(Recorded data)
Segment Open

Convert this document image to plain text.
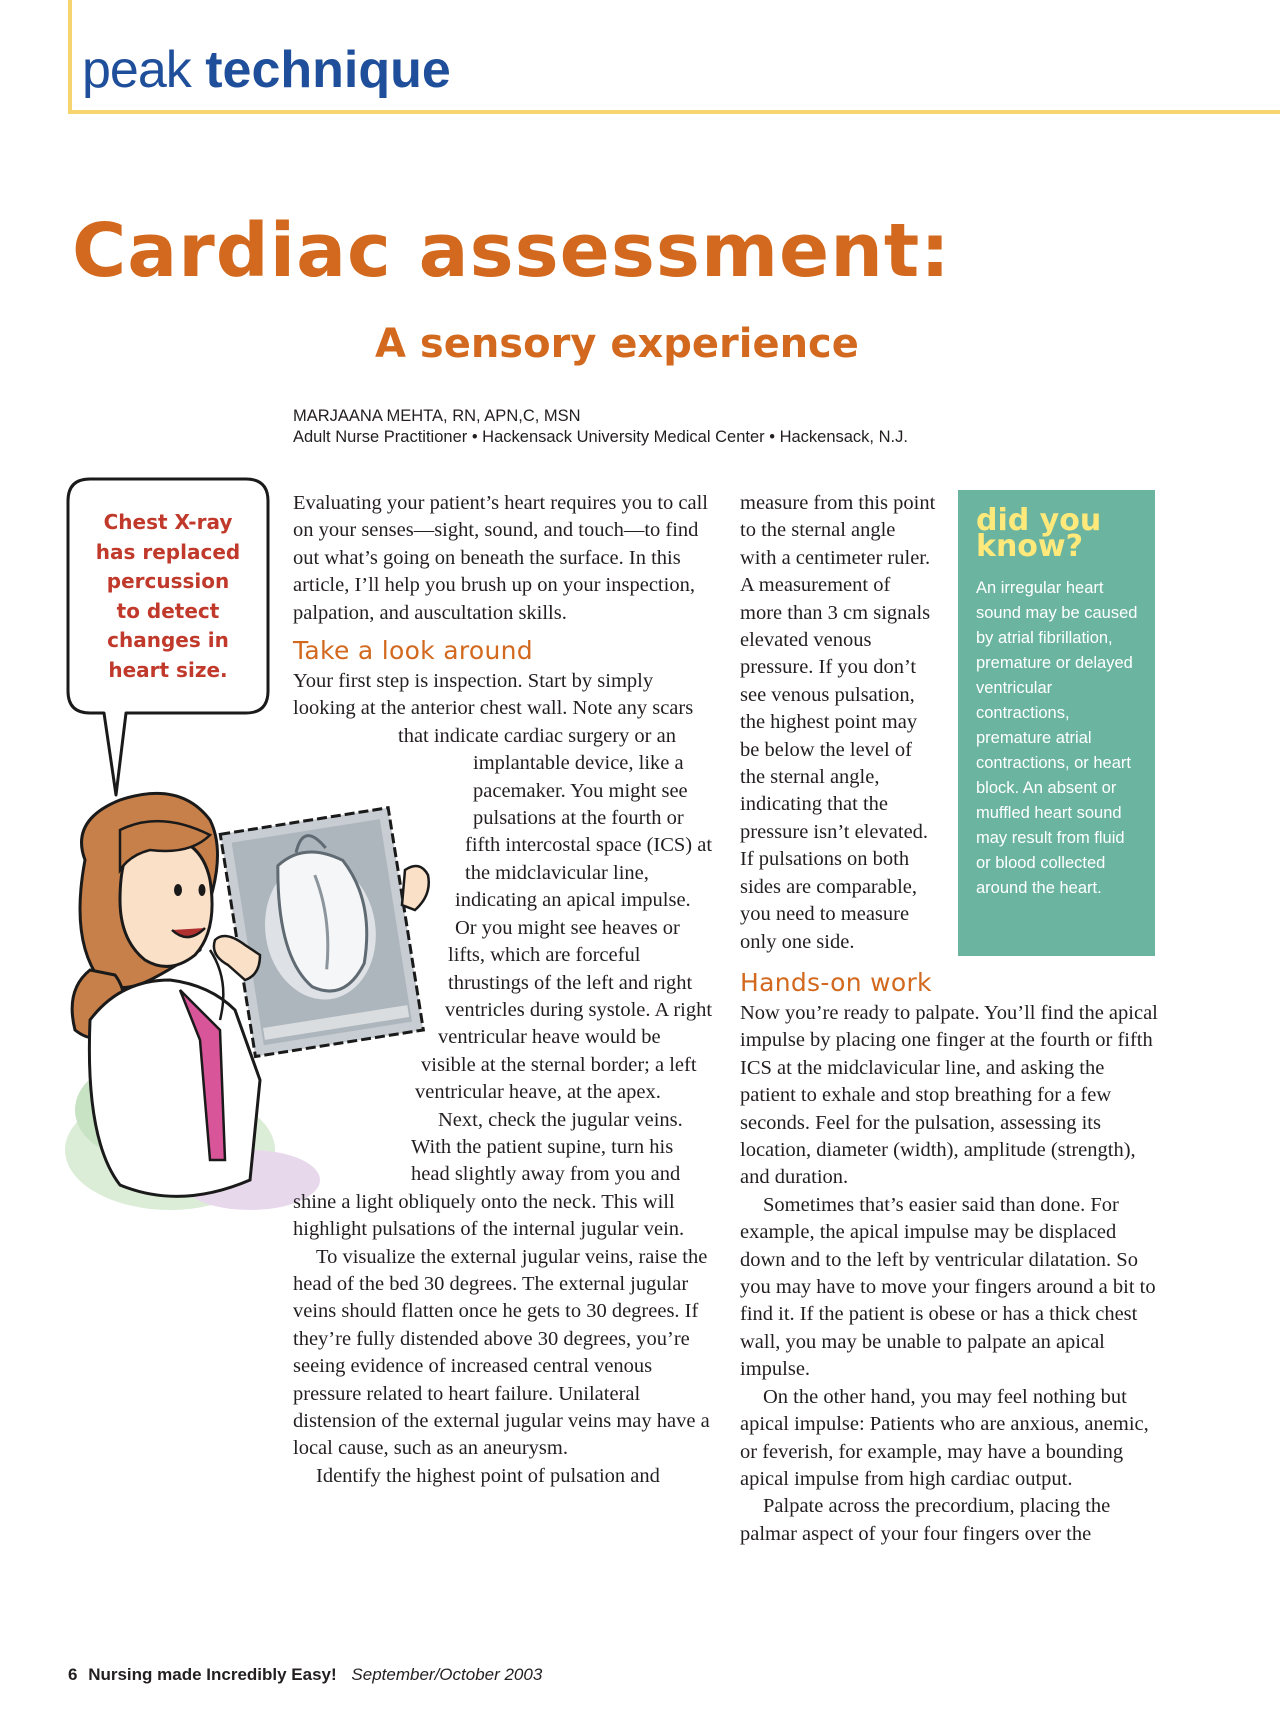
peak technique
Cardiac assessment:
A sensory experience
MARJAANA MEHTA, RN, APN,C, MSN
Adult Nurse Practitioner • Hackensack University Medical Center • Hackensack, N.J.
Chest X-ray
has replaced
percussion
to detect
changes in
heart size.

Evaluating your patient’s heart requires you to call on your senses—sight, sound, and touch—to find out what’s going on beneath the surface. In this article, I’ll help you brush up on your inspection, palpation, and auscultation skills.

Take a look around

Your first step is inspection. Start by simply looking at the anterior chest wall. Note any scars that indicate cardiac surgery or an implantable device, like a pacemaker. You might see pulsations at the fourth or fifth intercostal space (ICS) at the midclavicular line, indicating an apical impulse. Or you might see heaves or lifts, which are forceful thrustings of the left and right ventricles during systole. A right ventricular heave would be visible at the sternal border; a left ventricular heave, at the apex.

Next, check the jugular veins. With the patient supine, turn his head slightly away from you and shine a light obliquely onto the neck. This will highlight pulsations of the internal jugular vein.

To visualize the external jugular veins, raise the head of the bed 30 degrees. The external jugular veins should flatten once he gets to 30 degrees. If they’re fully distended above 30 degrees, you’re seeing evidence of increased central venous pressure related to heart failure. Unilateral distension of the external jugular veins may have a local cause, such as an aneurysm.

Identify the highest point of pulsation and

measure from this point to the sternal angle with a centimeter ruler. A measurement of more than 3 cm signals elevated venous pressure. If you don’t see venous pulsation, the highest point may be below the level of the sternal angle, indicating that the pressure isn’t elevated. If pulsations on both sides are comparable, you need to measure only one side.

Hands-on work

Now you’re ready to palpate. You’ll find the apical impulse by placing one finger at the fourth or fifth ICS at the midclavicular line, and asking the patient to exhale and stop breathing for a few seconds. Feel for the pulsation, assessing its location, diameter (width), amplitude (strength), and duration.

Sometimes that’s easier said than done. For example, the apical impulse may be displaced down and to the left by ventricular dilatation. So you may have to move your fingers around a bit to find it. If the patient is obese or has a thick chest wall, you may be unable to palpate an apical impulse.

On the other hand, you may feel nothing but apical impulse: Patients who are anxious, anemic, or feverish, for example, may have a bounding apical impulse from high cardiac output.

Palpate across the precordium, placing the palmar aspect of your four fingers over the

did you
know?
An irregular heart sound may be caused by atrial fibrillation, premature or delayed ventricular contractions, premature atrial contractions, or heart block. An absent or muffled heart sound may result from fluid or blood collected around the heart.
6 Nursing made Incredibly Easy! September/October 2003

Segment Closed

— Work order —
Identify the lines of the data that contain the word "midclavicular". Copy each of them.

— Solution for this exercise —
Your first step is inspection. Start by simply looking at the anterior chest wall. Note any scars that indicate cardiac surgery or an implantable device, like a pacemaker. You might see pulsations at the fourth or fifth intercostal space (ICS) at the midclavicular line, indicating an apical impulse. Or you might see heaves or lifts, which are forceful thrustings of the left and right ventricles during systole. A right ventricular heave would be visible at the sternal border; a left ventricular heave, at the apex.
Now you’re ready to palpate. You’ll find the apical impulse by placing one finger at the fourth or fifth ICS at the midclavicular line, and asking the patient to exhale and stop breathing for a few seconds. Feel for the pulsation, assessing its location, diameter (width), amplitude (strength), and duration.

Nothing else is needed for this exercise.